> _Work required_:
Exactly repeat the material, dropping every picture from the copy.

[Data entries]
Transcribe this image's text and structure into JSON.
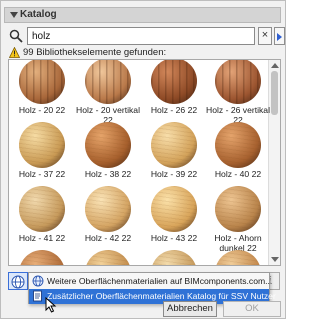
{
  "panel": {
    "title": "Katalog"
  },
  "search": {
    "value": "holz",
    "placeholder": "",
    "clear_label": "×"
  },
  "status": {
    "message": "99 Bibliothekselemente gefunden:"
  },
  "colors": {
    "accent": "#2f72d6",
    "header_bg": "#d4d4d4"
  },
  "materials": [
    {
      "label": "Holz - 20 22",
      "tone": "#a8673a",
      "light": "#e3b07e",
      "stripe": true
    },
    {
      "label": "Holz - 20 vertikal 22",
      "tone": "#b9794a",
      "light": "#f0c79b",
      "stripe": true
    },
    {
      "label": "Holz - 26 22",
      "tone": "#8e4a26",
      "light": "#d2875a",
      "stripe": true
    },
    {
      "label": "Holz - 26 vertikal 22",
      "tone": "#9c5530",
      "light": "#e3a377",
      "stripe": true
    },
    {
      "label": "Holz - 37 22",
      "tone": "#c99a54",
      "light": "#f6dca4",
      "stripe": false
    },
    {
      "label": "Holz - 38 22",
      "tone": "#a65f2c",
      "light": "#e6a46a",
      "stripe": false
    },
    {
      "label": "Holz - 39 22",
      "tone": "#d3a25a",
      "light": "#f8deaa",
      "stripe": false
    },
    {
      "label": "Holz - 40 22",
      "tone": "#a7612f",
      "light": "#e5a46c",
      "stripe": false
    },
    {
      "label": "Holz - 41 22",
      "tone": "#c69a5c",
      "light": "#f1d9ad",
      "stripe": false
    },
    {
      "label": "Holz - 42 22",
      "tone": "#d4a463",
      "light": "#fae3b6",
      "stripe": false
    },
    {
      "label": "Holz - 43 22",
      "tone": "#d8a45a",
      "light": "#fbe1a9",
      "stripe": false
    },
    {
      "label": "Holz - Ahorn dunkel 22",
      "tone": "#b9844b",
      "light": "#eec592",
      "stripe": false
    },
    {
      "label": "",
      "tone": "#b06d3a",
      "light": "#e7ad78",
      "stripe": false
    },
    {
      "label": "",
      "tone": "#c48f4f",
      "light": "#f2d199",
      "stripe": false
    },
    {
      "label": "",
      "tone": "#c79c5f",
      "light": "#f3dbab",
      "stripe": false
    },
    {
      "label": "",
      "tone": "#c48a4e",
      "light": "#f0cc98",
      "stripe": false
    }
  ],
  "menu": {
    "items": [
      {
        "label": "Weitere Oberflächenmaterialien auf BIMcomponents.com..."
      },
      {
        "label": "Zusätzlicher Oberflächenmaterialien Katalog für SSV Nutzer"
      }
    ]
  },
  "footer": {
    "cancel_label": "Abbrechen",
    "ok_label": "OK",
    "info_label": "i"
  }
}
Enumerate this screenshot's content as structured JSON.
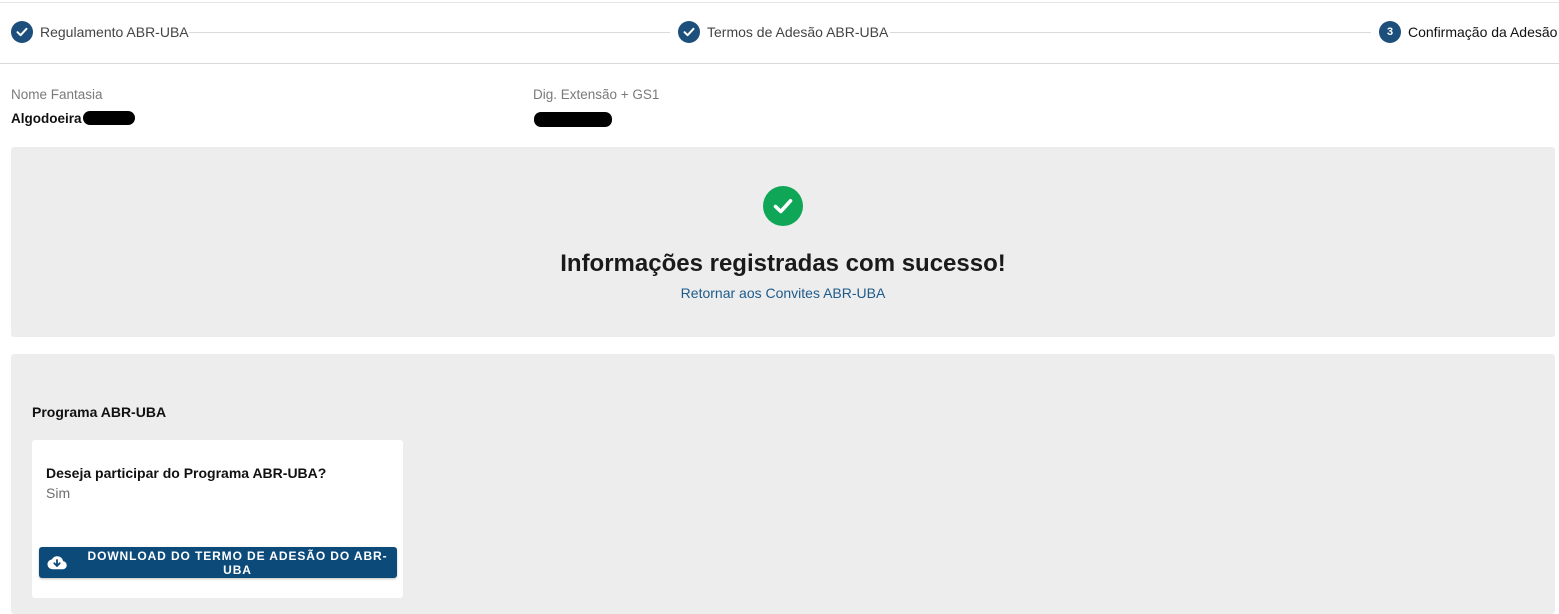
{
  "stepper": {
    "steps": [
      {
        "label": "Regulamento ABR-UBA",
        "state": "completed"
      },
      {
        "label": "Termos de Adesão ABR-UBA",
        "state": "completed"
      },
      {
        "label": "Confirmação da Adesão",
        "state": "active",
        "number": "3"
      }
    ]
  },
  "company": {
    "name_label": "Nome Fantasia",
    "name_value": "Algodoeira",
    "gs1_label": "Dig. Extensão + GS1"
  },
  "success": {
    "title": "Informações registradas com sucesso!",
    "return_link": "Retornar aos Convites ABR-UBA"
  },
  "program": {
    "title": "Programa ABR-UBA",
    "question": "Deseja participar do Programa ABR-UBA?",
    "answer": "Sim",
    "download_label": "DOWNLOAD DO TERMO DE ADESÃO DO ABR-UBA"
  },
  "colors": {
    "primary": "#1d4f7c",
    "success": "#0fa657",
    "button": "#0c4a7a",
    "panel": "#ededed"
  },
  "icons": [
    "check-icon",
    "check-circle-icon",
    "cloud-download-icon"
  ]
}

> _Response to this exercise_:
Transcribe this image's text and structure into JSON.
{
  "panel": {
    "title": "Katalog"
  },
  "search": {
    "value": "holz",
    "placeholder": "",
    "clear_label": "×"
  },
  "status": {
    "message": "99 Bibliothekselemente gefunden:"
  },
  "colors": {
    "accent": "#2f72d6",
    "header_bg": "#d4d4d4"
  },
  "materials": [
    {
      "label": "Holz - 20 22",
      "tone": "#a8673a",
      "light": "#e3b07e",
      "stripe": true
    },
    {
      "label": "Holz - 20 vertikal 22",
      "tone": "#b9794a",
      "light": "#f0c79b",
      "stripe": true
    },
    {
      "label": "Holz - 26 22",
      "tone": "#8e4a26",
      "light": "#d2875a",
      "stripe": true
    },
    {
      "label": "Holz - 26 vertikal 22",
      "tone": "#9c5530",
      "light": "#e3a377",
      "stripe": true
    },
    {
      "label": "Holz - 37 22",
      "tone": "#c99a54",
      "light": "#f6dca4",
      "stripe": false
    },
    {
      "label": "Holz - 38 22",
      "tone": "#a65f2c",
      "light": "#e6a46a",
      "stripe": false
    },
    {
      "label": "Holz - 39 22",
      "tone": "#d3a25a",
      "light": "#f8deaa",
      "stripe": false
    },
    {
      "label": "Holz - 40 22",
      "tone": "#a7612f",
      "light": "#e5a46c",
      "stripe": false
    },
    {
      "label": "Holz - 41 22",
      "tone": "#c69a5c",
      "light": "#f1d9ad",
      "stripe": false
    },
    {
      "label": "Holz - 42 22",
      "tone": "#d4a463",
      "light": "#fae3b6",
      "stripe": false
    },
    {
      "label": "Holz - 43 22",
      "tone": "#d8a45a",
      "light": "#fbe1a9",
      "stripe": false
    },
    {
      "label": "Holz - Ahorn dunkel 22",
      "tone": "#b9844b",
      "light": "#eec592",
      "stripe": false
    },
    {
      "label": "",
      "tone": "#b06d3a",
      "light": "#e7ad78",
      "stripe": false
    },
    {
      "label": "",
      "tone": "#c48f4f",
      "light": "#f2d199",
      "stripe": false
    },
    {
      "label": "",
      "tone": "#c79c5f",
      "light": "#f3dbab",
      "stripe": false
    },
    {
      "label": "",
      "tone": "#c48a4e",
      "light": "#f0cc98",
      "stripe": false
    }
  ],
  "menu": {
    "items": [
      {
        "label": "Weitere Oberflächenmaterialien auf BIMcomponents.com..."
      },
      {
        "label": "Zusätzlicher Oberflächenmaterialien Katalog für SSV Nutzer"
      }
    ]
  },
  "footer": {
    "cancel_label": "Abbrechen",
    "ok_label": "OK",
    "info_label": "i"
  }
}
Enumerate this screenshot's content as structured JSON.
{
  "stepper": {
    "steps": [
      {
        "label": "Regulamento ABR-UBA",
        "state": "completed"
      },
      {
        "label": "Termos de Adesão ABR-UBA",
        "state": "completed"
      },
      {
        "label": "Confirmação da Adesão",
        "state": "active",
        "number": "3"
      }
    ]
  },
  "company": {
    "name_label": "Nome Fantasia",
    "name_value": "Algodoeira",
    "gs1_label": "Dig. Extensão + GS1"
  },
  "success": {
    "title": "Informações registradas com sucesso!",
    "return_link": "Retornar aos Convites ABR-UBA"
  },
  "program": {
    "title": "Programa ABR-UBA",
    "question": "Deseja participar do Programa ABR-UBA?",
    "answer": "Sim",
    "download_label": "DOWNLOAD DO TERMO DE ADESÃO DO ABR-UBA"
  },
  "colors": {
    "primary": "#1d4f7c",
    "success": "#0fa657",
    "button": "#0c4a7a",
    "panel": "#ededed"
  },
  "icons": [
    "check-icon",
    "check-circle-icon",
    "cloud-download-icon"
  ]
}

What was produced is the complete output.